* _Data shown_:
○ ○ ○ ○

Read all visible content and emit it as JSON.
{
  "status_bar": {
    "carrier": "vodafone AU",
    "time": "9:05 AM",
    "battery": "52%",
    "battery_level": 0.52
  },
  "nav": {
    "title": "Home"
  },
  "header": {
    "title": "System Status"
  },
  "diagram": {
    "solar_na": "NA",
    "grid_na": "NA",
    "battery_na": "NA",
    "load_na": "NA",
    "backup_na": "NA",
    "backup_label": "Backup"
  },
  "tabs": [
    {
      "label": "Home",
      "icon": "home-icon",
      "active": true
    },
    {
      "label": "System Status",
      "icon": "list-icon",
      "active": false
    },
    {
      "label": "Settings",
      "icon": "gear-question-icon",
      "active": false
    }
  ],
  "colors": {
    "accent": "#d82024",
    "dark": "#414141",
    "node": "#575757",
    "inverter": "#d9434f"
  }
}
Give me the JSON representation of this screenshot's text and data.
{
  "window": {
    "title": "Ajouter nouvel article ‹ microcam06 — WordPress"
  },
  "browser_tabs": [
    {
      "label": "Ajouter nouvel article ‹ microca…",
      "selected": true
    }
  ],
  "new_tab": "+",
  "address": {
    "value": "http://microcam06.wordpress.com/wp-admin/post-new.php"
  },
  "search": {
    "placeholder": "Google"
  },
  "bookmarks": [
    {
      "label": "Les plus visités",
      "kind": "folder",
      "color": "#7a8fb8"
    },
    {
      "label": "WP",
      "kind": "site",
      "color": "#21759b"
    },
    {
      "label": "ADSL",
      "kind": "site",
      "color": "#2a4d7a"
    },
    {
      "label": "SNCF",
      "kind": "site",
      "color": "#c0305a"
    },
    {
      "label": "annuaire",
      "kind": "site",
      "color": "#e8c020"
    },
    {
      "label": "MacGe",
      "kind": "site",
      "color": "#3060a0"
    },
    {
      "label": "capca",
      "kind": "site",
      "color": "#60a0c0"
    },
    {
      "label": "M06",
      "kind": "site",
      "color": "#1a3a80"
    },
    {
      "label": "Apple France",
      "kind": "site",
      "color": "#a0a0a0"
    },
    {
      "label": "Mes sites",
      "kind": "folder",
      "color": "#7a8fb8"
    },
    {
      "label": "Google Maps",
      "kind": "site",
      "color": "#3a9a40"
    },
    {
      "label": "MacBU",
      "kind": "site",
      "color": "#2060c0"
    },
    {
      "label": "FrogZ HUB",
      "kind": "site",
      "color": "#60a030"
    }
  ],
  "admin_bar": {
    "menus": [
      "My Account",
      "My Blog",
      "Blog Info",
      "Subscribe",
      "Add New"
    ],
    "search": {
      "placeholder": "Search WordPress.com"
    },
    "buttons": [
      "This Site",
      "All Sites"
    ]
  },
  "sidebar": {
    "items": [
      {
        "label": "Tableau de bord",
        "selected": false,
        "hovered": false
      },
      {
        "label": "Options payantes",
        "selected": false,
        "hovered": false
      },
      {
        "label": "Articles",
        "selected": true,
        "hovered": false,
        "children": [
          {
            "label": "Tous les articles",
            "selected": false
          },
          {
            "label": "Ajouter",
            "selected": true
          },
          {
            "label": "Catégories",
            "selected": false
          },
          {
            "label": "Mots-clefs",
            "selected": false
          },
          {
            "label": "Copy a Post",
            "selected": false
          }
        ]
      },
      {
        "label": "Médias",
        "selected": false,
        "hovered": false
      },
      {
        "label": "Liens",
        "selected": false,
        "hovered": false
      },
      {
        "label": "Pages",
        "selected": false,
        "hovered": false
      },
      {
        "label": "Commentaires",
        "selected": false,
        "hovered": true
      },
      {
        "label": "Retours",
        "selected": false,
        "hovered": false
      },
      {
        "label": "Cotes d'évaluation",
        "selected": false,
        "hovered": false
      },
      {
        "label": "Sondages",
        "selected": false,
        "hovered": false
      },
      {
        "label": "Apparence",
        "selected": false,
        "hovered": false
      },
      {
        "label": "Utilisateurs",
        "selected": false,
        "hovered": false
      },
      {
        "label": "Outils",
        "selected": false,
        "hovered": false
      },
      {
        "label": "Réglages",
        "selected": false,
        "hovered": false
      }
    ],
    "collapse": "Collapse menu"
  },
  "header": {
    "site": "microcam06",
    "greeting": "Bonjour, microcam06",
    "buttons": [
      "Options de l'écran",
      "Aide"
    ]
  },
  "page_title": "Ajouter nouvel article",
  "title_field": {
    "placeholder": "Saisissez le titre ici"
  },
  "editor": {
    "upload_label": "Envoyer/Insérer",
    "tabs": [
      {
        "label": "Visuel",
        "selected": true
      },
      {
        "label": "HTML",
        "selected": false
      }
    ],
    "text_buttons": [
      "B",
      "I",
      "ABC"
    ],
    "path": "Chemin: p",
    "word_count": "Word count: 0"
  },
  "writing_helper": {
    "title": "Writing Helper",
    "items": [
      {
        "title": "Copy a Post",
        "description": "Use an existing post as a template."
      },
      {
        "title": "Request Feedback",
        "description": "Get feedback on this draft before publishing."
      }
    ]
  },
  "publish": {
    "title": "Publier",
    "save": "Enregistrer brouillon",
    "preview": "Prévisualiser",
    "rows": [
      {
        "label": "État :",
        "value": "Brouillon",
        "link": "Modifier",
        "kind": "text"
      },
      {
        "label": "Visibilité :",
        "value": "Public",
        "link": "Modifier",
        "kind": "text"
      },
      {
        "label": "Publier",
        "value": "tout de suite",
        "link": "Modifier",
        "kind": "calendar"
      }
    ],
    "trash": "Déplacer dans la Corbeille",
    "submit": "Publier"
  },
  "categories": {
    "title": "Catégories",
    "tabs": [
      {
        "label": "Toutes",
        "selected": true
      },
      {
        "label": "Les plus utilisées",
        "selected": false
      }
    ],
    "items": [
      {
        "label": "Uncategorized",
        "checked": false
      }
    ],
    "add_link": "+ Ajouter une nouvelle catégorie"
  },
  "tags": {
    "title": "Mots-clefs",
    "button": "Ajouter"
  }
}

○ ○ ○ ○

Report all lines of the data above that include the string "description".

        "description": "Use an existing post as a template."
        "description": "Get feedback on this draft before publishing."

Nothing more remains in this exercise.